Excerpt to read:

Published: 25 May 2005


Woolworths Ltd of Australia will buy the Progressive Enterprises Ltd supermarket chain in New Zealand in a split agreed with current owner Foodland Associated Ltd & takeover bidder Metcash Ltd.



Woolworths will buy the New Zealand business, which Metcash had wanted to split off to a separately listed company owned by existing FAL shareholders, and will also buy 19 of FAL’s Action stores & 3 Action development sites in Australia for an enterprise of about $A2.5 billion.


Metcash will get the rest of Foodland’s Australian business. The deal will be done through a managed demerger of Foodland & simultaneous sale of the separated parts by schemes of arrangement, with the offer sent out in July, shareholder meetings in August.


Taking off the $270 million which Metcash has subtracted for the 22 Action properties now going to Woolworths, the enterprise value of the New Zealand business being acquired by Woolworths is $A2.23 billion – $NZ2.38 billion.


That’s at the low end of the $NZ2.4-2.6 billion enterprise value range put on the New Zealand business by independent report writer Grant Samuel Pty Ltd in March, which represented multiples of 12.8-13.9 times projected ebita for the year to July 2005. Grant Samuel said then: “These are relatively high multiples, reflecting a judgment that the business would be extremely attractive to both Coles & Woolworths [Australia].”


The deal puts the Woolworths back into a supermarket business which Progressive had been busily taking out since it bought the Woolworths NZ chain from Dairy Farm International Ltd of Hong Kong for $690 million in 2002. Progressive preferred its own Foodtown & Countdown supermarket brands.

Records for processing:
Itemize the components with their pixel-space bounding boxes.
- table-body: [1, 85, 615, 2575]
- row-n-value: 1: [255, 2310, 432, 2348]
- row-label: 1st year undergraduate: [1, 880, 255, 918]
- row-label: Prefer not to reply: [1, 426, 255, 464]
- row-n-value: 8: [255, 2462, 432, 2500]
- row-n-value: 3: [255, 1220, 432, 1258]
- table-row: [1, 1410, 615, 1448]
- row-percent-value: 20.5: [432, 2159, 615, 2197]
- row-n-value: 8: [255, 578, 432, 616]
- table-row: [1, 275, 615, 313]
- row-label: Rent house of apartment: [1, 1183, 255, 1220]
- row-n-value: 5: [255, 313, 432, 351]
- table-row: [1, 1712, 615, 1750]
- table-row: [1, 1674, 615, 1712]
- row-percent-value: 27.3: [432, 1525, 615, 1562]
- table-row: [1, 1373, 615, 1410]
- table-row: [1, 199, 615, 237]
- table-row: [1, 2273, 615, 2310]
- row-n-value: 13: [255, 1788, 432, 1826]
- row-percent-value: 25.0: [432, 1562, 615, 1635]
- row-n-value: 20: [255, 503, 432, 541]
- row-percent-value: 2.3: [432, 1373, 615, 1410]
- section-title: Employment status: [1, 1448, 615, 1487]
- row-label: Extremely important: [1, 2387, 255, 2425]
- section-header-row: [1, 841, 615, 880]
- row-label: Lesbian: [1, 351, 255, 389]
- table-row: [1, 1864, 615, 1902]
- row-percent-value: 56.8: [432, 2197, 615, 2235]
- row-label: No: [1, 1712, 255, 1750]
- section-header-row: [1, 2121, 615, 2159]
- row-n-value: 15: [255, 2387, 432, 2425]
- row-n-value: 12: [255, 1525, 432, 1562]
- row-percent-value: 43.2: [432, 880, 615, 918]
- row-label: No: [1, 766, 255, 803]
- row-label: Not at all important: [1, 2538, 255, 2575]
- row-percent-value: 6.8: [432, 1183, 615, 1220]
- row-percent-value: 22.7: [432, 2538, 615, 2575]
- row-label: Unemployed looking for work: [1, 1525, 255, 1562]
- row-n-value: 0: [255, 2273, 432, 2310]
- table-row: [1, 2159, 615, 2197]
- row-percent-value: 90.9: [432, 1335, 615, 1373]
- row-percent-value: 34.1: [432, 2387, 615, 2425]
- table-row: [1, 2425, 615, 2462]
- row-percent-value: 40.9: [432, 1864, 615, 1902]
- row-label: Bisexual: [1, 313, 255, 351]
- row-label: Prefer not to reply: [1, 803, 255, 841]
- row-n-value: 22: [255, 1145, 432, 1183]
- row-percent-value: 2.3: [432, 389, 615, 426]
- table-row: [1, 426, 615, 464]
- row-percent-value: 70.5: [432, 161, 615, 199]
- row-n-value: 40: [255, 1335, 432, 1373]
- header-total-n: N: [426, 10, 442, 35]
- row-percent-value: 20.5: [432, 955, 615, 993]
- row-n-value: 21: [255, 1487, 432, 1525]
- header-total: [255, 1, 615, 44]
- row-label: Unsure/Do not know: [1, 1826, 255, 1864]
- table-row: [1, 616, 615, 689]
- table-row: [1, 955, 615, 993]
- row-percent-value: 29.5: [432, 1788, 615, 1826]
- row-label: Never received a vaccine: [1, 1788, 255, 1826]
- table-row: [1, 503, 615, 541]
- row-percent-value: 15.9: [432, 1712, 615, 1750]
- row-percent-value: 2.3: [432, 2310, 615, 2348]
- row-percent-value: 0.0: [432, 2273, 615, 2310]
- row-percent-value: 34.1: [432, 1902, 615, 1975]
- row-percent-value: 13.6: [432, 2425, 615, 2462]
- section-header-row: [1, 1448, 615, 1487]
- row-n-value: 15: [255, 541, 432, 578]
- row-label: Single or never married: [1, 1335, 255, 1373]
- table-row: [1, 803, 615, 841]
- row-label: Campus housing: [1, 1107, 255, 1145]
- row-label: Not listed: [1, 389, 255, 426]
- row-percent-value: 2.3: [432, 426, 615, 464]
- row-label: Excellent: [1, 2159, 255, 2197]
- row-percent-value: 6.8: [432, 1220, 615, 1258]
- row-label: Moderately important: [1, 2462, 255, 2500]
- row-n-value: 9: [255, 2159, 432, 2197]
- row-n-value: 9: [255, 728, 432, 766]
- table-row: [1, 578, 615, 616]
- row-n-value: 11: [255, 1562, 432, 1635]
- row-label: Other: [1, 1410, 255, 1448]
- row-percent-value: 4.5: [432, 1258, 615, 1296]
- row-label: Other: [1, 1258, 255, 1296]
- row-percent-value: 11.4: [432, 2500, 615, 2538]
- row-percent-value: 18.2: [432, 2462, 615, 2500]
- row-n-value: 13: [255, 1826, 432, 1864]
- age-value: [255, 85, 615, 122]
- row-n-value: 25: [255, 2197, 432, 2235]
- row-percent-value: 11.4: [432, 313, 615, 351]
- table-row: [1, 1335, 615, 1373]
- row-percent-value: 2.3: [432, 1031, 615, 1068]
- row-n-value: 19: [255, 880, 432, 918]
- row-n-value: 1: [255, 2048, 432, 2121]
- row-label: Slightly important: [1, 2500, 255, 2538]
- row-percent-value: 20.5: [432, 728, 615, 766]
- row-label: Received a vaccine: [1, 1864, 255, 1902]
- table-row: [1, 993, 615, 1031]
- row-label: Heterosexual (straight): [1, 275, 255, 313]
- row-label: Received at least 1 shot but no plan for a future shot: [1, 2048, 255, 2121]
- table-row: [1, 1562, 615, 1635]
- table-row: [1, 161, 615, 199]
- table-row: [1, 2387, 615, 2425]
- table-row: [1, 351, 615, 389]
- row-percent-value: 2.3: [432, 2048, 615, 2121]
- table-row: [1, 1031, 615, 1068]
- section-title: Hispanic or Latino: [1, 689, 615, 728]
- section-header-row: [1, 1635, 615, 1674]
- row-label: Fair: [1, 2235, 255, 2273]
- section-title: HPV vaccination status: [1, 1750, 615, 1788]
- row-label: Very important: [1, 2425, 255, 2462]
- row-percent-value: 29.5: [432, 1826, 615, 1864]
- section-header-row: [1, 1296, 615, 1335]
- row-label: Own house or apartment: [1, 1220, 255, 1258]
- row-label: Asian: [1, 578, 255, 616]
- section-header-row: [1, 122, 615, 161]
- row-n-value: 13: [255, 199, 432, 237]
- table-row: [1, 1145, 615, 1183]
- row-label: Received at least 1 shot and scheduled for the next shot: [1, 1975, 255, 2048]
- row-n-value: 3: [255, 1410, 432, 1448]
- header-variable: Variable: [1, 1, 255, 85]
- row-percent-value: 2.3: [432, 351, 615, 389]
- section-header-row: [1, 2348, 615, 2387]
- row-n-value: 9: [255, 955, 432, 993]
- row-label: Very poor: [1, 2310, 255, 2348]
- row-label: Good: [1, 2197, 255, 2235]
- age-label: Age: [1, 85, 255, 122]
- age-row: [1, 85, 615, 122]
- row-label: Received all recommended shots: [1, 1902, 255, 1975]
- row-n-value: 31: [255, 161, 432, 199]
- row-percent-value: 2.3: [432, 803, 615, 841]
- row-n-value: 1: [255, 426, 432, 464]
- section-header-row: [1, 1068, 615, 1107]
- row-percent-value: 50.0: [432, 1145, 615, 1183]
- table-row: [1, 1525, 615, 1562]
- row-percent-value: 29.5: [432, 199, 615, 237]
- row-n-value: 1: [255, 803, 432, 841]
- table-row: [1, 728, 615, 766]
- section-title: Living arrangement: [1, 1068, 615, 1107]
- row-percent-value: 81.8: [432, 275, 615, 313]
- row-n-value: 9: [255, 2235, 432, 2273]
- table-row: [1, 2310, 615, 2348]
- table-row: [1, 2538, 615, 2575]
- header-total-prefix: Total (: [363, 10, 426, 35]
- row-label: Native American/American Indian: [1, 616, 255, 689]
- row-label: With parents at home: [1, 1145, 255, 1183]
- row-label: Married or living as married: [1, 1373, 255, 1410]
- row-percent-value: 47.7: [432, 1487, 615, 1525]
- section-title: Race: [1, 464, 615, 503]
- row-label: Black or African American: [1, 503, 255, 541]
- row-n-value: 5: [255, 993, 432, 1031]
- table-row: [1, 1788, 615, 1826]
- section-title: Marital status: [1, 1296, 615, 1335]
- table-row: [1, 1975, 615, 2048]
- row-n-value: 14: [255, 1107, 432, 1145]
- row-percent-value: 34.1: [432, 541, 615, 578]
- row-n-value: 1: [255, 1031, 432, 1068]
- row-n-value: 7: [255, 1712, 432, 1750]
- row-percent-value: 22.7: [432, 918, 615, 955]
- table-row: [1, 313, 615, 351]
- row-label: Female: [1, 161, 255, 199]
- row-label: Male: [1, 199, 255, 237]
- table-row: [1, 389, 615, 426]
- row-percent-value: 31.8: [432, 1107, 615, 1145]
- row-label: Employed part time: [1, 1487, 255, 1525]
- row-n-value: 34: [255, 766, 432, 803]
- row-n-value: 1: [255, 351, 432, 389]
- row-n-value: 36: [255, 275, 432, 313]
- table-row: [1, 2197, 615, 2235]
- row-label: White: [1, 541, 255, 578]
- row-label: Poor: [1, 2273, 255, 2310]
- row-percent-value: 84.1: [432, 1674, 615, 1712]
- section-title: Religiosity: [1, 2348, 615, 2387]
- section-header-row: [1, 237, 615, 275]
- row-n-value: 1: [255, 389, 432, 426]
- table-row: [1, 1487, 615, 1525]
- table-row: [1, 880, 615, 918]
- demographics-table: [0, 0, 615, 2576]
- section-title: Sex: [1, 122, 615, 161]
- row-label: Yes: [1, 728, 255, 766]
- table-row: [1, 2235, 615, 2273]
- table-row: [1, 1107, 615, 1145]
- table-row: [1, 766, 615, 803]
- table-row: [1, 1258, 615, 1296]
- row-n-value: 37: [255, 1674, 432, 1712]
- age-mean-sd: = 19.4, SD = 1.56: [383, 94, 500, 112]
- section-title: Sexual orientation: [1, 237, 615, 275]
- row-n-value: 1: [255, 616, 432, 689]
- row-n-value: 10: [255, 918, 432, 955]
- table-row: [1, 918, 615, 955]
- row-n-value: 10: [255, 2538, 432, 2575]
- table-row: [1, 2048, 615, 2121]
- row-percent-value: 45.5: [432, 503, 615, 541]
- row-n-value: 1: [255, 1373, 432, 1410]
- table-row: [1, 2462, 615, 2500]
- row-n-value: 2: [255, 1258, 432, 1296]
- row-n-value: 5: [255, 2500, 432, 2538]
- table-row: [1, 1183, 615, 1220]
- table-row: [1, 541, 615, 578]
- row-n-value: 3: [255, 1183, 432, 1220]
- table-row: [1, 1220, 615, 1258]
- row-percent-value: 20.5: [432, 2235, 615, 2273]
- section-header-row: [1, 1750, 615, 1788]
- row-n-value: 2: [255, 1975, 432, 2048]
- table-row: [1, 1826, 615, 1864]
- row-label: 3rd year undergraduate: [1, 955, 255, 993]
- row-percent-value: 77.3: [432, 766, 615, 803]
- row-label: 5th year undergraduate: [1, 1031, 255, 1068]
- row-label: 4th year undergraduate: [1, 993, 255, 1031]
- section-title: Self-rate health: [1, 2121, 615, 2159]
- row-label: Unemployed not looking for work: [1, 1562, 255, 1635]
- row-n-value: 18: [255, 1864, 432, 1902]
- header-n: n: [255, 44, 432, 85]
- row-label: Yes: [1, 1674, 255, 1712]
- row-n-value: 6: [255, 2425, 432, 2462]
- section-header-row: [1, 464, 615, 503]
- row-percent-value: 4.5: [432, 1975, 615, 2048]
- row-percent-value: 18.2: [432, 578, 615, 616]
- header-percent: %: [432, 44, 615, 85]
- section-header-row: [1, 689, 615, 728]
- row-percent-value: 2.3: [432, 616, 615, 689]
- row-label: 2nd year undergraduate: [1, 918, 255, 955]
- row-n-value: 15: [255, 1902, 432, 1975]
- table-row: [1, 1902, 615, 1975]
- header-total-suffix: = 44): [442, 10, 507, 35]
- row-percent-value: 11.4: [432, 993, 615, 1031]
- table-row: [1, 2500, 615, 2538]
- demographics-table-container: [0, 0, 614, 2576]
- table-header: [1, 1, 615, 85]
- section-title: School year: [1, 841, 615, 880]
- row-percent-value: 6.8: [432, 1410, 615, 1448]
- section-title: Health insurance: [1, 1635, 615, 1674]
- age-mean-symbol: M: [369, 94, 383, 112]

Short problem A:
Copy everything in the supermarket deal article from "The deal puts" down to "Countdown supermarket brands.", keeping every word and mark unchanged.
Short problem B:
Repeat the rows word for word, everything from the first one down to the line containing "- row-n-value: 20: [255, 503, 432, 541]", both included, and nothing beyond it.

Final answer A:
The deal puts the Woolworths back into a supermarket business which Progressive had been busily taking out since it bought the Woolworths NZ chain from Dairy Farm International Ltd of Hong Kong for $690 million in 2002. Progressive preferred its own Foodtown & Countdown supermarket brands.

Final answer B:
Itemize the components with their pixel-space bounding boxes.
- table-body: [1, 85, 615, 2575]
- row-n-value: 1: [255, 2310, 432, 2348]
- row-label: 1st year undergraduate: [1, 880, 255, 918]
- row-label: Prefer not to reply: [1, 426, 255, 464]
- row-n-value: 8: [255, 2462, 432, 2500]
- row-n-value: 3: [255, 1220, 432, 1258]
- table-row: [1, 1410, 615, 1448]
- row-percent-value: 20.5: [432, 2159, 615, 2197]
- row-n-value: 8: [255, 578, 432, 616]
- table-row: [1, 275, 615, 313]
- row-label: Rent house of apartment: [1, 1183, 255, 1220]
- row-n-value: 5: [255, 313, 432, 351]
- table-row: [1, 1712, 615, 1750]
- table-row: [1, 1674, 615, 1712]
- row-percent-value: 27.3: [432, 1525, 615, 1562]
- table-row: [1, 1373, 615, 1410]
- table-row: [1, 199, 615, 237]
- table-row: [1, 2273, 615, 2310]
- row-n-value: 13: [255, 1788, 432, 1826]
- row-percent-value: 25.0: [432, 1562, 615, 1635]
- row-n-value: 20: [255, 503, 432, 541]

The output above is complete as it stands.